** start of Provided entries **
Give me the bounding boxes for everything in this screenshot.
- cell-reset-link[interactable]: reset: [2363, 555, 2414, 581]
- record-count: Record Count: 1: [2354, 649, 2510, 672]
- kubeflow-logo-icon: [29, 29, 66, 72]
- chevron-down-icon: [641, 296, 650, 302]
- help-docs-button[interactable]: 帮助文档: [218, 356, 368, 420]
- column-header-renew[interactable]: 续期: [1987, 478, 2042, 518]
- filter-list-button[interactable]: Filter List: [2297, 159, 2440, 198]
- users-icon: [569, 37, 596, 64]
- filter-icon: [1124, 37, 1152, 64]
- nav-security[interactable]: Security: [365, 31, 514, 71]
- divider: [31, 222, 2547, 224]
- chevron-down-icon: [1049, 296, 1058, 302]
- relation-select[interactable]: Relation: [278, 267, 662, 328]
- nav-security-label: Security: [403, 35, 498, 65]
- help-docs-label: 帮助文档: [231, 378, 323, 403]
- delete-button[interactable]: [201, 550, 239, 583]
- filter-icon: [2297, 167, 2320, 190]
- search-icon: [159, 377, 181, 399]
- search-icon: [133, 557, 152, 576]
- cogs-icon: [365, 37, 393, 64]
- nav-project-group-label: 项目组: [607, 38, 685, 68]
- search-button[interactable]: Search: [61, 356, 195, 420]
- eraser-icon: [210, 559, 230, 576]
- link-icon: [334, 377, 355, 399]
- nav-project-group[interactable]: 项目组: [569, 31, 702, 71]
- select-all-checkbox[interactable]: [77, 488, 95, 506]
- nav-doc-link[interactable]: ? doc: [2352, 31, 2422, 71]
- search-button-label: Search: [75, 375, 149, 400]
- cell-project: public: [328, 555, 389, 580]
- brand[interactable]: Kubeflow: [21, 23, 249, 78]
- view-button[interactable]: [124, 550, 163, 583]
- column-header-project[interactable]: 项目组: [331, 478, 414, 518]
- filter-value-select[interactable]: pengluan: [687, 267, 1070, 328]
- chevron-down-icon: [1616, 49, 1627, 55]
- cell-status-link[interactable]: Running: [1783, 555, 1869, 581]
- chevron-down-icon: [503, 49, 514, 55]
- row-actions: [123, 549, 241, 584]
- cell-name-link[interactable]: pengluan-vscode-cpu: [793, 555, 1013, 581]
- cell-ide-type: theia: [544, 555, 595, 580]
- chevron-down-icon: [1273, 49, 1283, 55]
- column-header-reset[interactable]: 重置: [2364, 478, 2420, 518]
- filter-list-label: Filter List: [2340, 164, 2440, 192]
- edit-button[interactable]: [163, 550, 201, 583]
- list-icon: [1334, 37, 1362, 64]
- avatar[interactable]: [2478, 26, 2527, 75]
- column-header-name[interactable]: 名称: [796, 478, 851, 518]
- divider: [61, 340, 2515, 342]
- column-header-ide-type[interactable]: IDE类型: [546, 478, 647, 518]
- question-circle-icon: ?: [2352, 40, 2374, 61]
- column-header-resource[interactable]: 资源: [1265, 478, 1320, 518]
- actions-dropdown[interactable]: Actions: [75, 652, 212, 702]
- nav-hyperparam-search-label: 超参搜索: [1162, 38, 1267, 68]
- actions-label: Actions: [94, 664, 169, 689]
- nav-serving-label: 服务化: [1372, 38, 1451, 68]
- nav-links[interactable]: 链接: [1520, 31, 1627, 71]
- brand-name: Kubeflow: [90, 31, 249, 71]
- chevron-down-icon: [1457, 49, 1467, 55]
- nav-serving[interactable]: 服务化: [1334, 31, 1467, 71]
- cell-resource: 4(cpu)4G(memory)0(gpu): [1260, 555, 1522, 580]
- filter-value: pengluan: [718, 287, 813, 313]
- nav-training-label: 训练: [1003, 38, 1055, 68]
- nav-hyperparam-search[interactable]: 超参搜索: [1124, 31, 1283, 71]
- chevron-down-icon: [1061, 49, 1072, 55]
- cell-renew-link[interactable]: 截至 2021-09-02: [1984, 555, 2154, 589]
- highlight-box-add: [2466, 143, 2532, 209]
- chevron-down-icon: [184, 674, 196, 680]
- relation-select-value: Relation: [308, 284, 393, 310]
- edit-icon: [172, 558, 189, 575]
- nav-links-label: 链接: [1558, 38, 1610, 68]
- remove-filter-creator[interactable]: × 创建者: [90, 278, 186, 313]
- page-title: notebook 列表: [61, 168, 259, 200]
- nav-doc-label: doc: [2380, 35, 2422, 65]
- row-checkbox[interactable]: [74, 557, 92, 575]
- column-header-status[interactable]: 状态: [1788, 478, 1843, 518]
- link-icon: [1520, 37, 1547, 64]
** end of Provided entries **
*Written exercise:* Identify each line in the data above that contains the string "security", and copy those lines. Case counts.

*Response to this task:*
- nav-security[interactable]: Security: [365, 31, 514, 71]
- nav-security-label: Security: [403, 35, 498, 65]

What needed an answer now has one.